===== Supplied records

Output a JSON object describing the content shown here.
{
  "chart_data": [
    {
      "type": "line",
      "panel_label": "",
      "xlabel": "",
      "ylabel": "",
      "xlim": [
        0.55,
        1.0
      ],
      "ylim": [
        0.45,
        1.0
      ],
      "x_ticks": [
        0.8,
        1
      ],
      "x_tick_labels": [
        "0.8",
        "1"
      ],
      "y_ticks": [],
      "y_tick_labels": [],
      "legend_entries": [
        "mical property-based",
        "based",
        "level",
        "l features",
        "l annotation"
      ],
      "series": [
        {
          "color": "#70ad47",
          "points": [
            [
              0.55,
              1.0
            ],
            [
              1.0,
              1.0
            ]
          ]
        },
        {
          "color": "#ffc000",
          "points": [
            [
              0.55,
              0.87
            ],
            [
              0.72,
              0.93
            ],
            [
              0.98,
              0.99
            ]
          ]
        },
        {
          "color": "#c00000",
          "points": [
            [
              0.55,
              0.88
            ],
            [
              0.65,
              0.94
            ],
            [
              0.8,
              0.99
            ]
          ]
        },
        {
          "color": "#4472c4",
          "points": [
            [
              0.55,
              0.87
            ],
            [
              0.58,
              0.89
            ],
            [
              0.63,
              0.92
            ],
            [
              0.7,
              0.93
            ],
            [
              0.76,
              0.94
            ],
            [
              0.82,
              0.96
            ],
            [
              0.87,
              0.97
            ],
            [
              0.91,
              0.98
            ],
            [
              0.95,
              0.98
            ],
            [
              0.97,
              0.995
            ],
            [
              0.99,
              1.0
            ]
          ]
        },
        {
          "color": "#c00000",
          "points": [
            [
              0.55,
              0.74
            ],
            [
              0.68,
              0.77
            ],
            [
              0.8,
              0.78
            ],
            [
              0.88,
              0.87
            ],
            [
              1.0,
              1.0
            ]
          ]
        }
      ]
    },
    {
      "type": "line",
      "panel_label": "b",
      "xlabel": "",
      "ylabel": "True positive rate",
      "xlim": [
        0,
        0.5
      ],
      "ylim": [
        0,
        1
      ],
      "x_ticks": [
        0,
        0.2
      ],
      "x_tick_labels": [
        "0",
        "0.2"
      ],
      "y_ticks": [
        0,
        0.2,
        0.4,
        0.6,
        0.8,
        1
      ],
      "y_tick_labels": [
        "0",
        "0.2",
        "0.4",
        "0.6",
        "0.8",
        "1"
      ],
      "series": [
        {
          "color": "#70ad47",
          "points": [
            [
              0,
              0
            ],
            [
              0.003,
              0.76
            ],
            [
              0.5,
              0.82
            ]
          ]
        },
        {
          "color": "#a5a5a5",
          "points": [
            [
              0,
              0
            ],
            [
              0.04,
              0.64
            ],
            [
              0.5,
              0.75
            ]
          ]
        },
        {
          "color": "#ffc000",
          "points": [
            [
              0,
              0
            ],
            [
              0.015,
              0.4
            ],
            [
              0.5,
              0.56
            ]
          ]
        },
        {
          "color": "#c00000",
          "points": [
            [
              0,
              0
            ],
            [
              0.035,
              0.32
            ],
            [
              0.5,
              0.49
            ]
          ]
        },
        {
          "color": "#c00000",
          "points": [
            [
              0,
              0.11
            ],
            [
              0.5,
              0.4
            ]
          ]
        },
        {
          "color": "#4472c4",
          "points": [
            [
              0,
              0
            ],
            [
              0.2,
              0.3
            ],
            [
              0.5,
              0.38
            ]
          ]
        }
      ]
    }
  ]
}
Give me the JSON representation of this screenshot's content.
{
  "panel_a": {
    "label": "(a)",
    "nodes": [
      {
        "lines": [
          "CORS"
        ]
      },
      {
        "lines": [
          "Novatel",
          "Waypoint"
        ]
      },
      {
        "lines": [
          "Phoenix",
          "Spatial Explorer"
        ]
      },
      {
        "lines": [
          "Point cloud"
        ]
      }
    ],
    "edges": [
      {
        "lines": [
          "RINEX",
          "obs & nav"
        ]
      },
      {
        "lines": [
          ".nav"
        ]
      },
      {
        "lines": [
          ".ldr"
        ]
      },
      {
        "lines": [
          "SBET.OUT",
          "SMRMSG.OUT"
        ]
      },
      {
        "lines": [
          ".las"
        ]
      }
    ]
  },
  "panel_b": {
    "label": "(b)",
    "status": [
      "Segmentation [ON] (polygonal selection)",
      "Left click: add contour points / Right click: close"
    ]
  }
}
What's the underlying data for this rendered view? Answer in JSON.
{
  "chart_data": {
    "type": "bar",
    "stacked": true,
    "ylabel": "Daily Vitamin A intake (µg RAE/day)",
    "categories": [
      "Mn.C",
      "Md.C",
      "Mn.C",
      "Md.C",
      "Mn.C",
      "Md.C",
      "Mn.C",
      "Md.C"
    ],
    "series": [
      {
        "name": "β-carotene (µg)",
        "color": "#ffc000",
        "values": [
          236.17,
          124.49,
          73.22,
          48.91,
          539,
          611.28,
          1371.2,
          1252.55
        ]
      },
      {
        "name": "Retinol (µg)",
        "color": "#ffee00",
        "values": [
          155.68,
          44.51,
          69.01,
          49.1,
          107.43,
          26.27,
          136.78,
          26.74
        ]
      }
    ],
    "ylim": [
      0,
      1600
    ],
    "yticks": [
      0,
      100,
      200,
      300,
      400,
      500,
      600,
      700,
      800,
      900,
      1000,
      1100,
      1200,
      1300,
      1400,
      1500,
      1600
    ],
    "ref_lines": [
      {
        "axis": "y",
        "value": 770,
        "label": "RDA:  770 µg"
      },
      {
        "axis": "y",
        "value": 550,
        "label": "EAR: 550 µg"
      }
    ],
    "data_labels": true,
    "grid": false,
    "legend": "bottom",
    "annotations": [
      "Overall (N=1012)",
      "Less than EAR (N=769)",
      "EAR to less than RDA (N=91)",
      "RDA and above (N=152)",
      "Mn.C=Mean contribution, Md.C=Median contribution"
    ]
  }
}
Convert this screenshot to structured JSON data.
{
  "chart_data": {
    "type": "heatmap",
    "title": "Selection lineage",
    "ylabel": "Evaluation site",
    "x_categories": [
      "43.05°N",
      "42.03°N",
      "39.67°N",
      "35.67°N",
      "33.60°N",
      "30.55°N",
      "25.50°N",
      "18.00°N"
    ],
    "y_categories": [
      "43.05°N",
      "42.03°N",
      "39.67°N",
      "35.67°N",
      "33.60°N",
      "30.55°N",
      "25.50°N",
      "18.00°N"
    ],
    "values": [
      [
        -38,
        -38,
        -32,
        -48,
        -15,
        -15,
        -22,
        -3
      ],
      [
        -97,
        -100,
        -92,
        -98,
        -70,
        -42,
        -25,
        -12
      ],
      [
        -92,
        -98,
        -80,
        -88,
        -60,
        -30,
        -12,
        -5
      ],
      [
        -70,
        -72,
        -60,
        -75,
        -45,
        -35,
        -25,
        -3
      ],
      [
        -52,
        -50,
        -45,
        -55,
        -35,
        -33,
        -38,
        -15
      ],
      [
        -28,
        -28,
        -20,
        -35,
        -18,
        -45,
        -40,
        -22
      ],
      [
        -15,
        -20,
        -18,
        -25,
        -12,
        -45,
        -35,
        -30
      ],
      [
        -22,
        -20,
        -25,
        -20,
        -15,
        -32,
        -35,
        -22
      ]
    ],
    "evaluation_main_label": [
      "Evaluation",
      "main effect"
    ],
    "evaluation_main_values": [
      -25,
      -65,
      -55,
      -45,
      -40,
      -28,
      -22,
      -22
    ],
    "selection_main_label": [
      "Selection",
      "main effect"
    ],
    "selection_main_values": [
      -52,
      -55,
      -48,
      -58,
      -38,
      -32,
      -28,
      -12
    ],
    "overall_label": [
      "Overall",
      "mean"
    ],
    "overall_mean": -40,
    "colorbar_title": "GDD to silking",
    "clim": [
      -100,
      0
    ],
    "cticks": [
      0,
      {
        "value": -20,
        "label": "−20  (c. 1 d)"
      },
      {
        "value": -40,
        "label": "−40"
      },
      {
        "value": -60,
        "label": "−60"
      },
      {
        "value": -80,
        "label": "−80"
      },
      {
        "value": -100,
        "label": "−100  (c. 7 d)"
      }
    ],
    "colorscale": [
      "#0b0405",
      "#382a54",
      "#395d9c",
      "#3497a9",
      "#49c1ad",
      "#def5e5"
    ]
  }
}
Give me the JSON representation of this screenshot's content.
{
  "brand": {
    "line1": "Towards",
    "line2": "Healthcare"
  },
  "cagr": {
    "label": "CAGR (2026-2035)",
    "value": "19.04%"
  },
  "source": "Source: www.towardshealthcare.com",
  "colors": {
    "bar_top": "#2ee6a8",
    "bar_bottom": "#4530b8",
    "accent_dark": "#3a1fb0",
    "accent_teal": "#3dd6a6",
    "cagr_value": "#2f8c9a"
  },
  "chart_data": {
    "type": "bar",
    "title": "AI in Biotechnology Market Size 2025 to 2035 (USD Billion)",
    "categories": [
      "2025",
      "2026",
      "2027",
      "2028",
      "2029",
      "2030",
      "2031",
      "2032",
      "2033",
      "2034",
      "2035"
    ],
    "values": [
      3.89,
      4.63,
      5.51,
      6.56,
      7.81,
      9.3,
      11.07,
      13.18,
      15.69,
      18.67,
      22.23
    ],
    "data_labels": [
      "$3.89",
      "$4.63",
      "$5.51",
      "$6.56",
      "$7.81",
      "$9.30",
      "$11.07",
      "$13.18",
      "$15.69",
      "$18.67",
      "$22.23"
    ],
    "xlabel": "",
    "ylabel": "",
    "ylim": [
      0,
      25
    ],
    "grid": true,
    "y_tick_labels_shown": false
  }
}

==========

## Short problem
Indicate how many lines of the material contain the string "than", giving the number and nothing more.

## Solution for this exercise
2